(Extracts from a graphics dataset)
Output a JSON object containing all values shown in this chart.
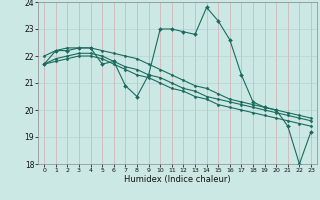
{
  "xlabel": "Humidex (Indice chaleur)",
  "background_color": "#cce8e4",
  "grid_color": "#aacfcb",
  "line_color": "#1a6b5e",
  "xlim": [
    -0.5,
    23.5
  ],
  "ylim": [
    18,
    24
  ],
  "yticks": [
    18,
    19,
    20,
    21,
    22,
    23,
    24
  ],
  "xticks": [
    0,
    1,
    2,
    3,
    4,
    5,
    6,
    7,
    8,
    9,
    10,
    11,
    12,
    13,
    14,
    15,
    16,
    17,
    18,
    19,
    20,
    21,
    22,
    23
  ],
  "series": [
    {
      "x": [
        0,
        1,
        2,
        3,
        4,
        5,
        6,
        7,
        8,
        9,
        10,
        11,
        12,
        13,
        14,
        15,
        16,
        17,
        18,
        19,
        20,
        21,
        22,
        23
      ],
      "y": [
        21.7,
        22.2,
        22.2,
        22.3,
        22.3,
        21.7,
        21.8,
        20.9,
        20.5,
        21.3,
        23.0,
        23.0,
        22.9,
        22.8,
        23.8,
        23.3,
        22.6,
        21.3,
        20.3,
        20.1,
        20.0,
        19.4,
        18.0,
        19.2
      ]
    },
    {
      "x": [
        0,
        1,
        2,
        3,
        4,
        5,
        6,
        7,
        8,
        9,
        10,
        11,
        12,
        13,
        14,
        15,
        16,
        17,
        18,
        19,
        20,
        21,
        22,
        23
      ],
      "y": [
        22.0,
        22.2,
        22.3,
        22.3,
        22.3,
        22.2,
        22.1,
        22.0,
        21.9,
        21.7,
        21.5,
        21.3,
        21.1,
        20.9,
        20.8,
        20.6,
        20.4,
        20.3,
        20.2,
        20.1,
        20.0,
        19.9,
        19.8,
        19.7
      ]
    },
    {
      "x": [
        0,
        1,
        2,
        3,
        4,
        5,
        6,
        7,
        8,
        9,
        10,
        11,
        12,
        13,
        14,
        15,
        16,
        17,
        18,
        19,
        20,
        21,
        22,
        23
      ],
      "y": [
        21.7,
        21.9,
        22.0,
        22.1,
        22.1,
        22.0,
        21.8,
        21.6,
        21.5,
        21.3,
        21.2,
        21.0,
        20.8,
        20.7,
        20.5,
        20.4,
        20.3,
        20.2,
        20.1,
        20.0,
        19.9,
        19.8,
        19.7,
        19.6
      ]
    },
    {
      "x": [
        0,
        1,
        2,
        3,
        4,
        5,
        6,
        7,
        8,
        9,
        10,
        11,
        12,
        13,
        14,
        15,
        16,
        17,
        18,
        19,
        20,
        21,
        22,
        23
      ],
      "y": [
        21.7,
        21.8,
        21.9,
        22.0,
        22.0,
        21.9,
        21.7,
        21.5,
        21.3,
        21.2,
        21.0,
        20.8,
        20.7,
        20.5,
        20.4,
        20.2,
        20.1,
        20.0,
        19.9,
        19.8,
        19.7,
        19.6,
        19.5,
        19.4
      ]
    }
  ]
}
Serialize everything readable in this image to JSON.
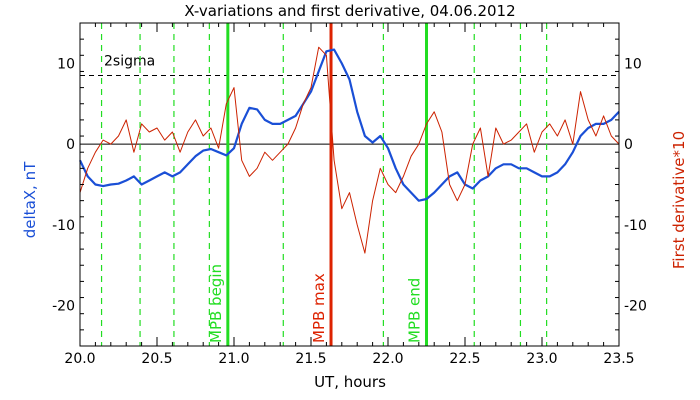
{
  "chart_data": {
    "type": "line",
    "title": "X-variations and first derivative, 04.06.2012",
    "xlabel": "UT, hours",
    "ylabel_left": "deltaX, nT",
    "ylabel_right": "First derivative*10",
    "xlim": [
      20.0,
      23.5
    ],
    "ylim": [
      -25,
      15
    ],
    "xticks": [
      20.0,
      20.5,
      21.0,
      21.5,
      22.0,
      22.5,
      23.0,
      23.5
    ],
    "xtick_labels": [
      "20.0",
      "20.5",
      "21.0",
      "21.5",
      "22.0",
      "22.5",
      "23.0",
      "23.5"
    ],
    "yticks": [
      10,
      0,
      -10,
      -20
    ],
    "ytick_labels": [
      "10",
      "0",
      "-10",
      "-20"
    ],
    "colors": {
      "deltaX": "#1a4fd6",
      "derivative": "#cc2200",
      "green": "#22dd22",
      "red_marker": "#dd2200",
      "text": "#000000"
    },
    "sigma_line": {
      "y": 8.5,
      "label": "2sigma"
    },
    "zero_line": 0,
    "dashed_lines": [
      20.14,
      20.39,
      20.61,
      20.84,
      21.32,
      21.97,
      22.56,
      22.86,
      23.03
    ],
    "markers": [
      {
        "x": 20.96,
        "label": "MPB begin",
        "color": "#22dd22"
      },
      {
        "x": 21.63,
        "label": "MPB max",
        "color": "#dd2200"
      },
      {
        "x": 22.25,
        "label": "MPB end",
        "color": "#22dd22"
      }
    ],
    "series": [
      {
        "name": "deltaX, nT",
        "x": [
          20.0,
          20.05,
          20.1,
          20.15,
          20.2,
          20.25,
          20.3,
          20.35,
          20.4,
          20.45,
          20.5,
          20.55,
          20.6,
          20.65,
          20.7,
          20.75,
          20.8,
          20.85,
          20.9,
          20.95,
          21.0,
          21.05,
          21.1,
          21.15,
          21.2,
          21.25,
          21.3,
          21.35,
          21.4,
          21.45,
          21.5,
          21.55,
          21.6,
          21.65,
          21.7,
          21.75,
          21.8,
          21.85,
          21.9,
          21.95,
          22.0,
          22.05,
          22.1,
          22.15,
          22.2,
          22.25,
          22.3,
          22.35,
          22.4,
          22.45,
          22.5,
          22.55,
          22.6,
          22.65,
          22.7,
          22.75,
          22.8,
          22.85,
          22.9,
          22.95,
          23.0,
          23.05,
          23.1,
          23.15,
          23.2,
          23.25,
          23.3,
          23.35,
          23.4,
          23.45,
          23.5
        ],
        "values": [
          -2.0,
          -4.0,
          -5.0,
          -5.2,
          -5.0,
          -4.9,
          -4.5,
          -4.0,
          -5.0,
          -4.5,
          -4.0,
          -3.5,
          -4.0,
          -3.5,
          -2.5,
          -1.5,
          -0.8,
          -0.6,
          -1.0,
          -1.4,
          -0.5,
          2.5,
          4.5,
          4.3,
          3.0,
          2.5,
          2.5,
          3.0,
          3.5,
          5.0,
          6.5,
          9.0,
          11.5,
          11.7,
          10.0,
          8.0,
          4.0,
          1.0,
          0.2,
          1.0,
          -0.5,
          -3.0,
          -5.0,
          -6.0,
          -7.0,
          -6.8,
          -6.0,
          -5.0,
          -4.0,
          -3.5,
          -5.0,
          -5.5,
          -4.5,
          -4.0,
          -3.0,
          -2.5,
          -2.5,
          -3.0,
          -3.0,
          -3.5,
          -4.0,
          -4.0,
          -3.5,
          -2.5,
          -1.0,
          1.0,
          2.0,
          2.5,
          2.5,
          3.0,
          4.0
        ]
      },
      {
        "name": "First derivative*10",
        "x": [
          20.0,
          20.05,
          20.1,
          20.15,
          20.2,
          20.25,
          20.3,
          20.35,
          20.4,
          20.45,
          20.5,
          20.55,
          20.6,
          20.65,
          20.7,
          20.75,
          20.8,
          20.85,
          20.9,
          20.95,
          21.0,
          21.05,
          21.1,
          21.15,
          21.2,
          21.25,
          21.3,
          21.35,
          21.4,
          21.45,
          21.5,
          21.55,
          21.6,
          21.65,
          21.7,
          21.75,
          21.8,
          21.85,
          21.9,
          21.95,
          22.0,
          22.05,
          22.1,
          22.15,
          22.2,
          22.25,
          22.3,
          22.35,
          22.4,
          22.45,
          22.5,
          22.55,
          22.6,
          22.65,
          22.7,
          22.75,
          22.8,
          22.85,
          22.9,
          22.95,
          23.0,
          23.05,
          23.1,
          23.15,
          23.2,
          23.25,
          23.3,
          23.35,
          23.4,
          23.45,
          23.5
        ],
        "values": [
          -6.0,
          -3.0,
          -1.0,
          0.5,
          0.0,
          1.0,
          3.0,
          -1.0,
          2.5,
          1.5,
          2.0,
          0.5,
          1.5,
          -1.0,
          1.5,
          3.0,
          1.0,
          2.0,
          -0.5,
          5.0,
          7.0,
          -2.0,
          -4.0,
          -3.0,
          -1.0,
          -2.0,
          -1.0,
          0.0,
          2.0,
          5.0,
          7.0,
          12.0,
          11.0,
          -2.0,
          -8.0,
          -6.0,
          -10.0,
          -13.5,
          -7.0,
          -3.0,
          -5.0,
          -6.0,
          -4.0,
          -1.5,
          0.0,
          2.5,
          4.0,
          1.5,
          -5.0,
          -7.0,
          -5.0,
          0.0,
          2.0,
          -4.0,
          2.0,
          0.0,
          0.5,
          1.5,
          2.5,
          -1.0,
          1.5,
          2.5,
          1.0,
          3.0,
          0.0,
          6.5,
          3.0,
          1.0,
          3.5,
          1.0,
          0.0
        ]
      }
    ]
  }
}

WORK REQUIRED
Find each line holding the word "name" and copy it.

RESPONSE TO THE TASK
        "name": "deltaX, nT",
        "name": "First derivative*10",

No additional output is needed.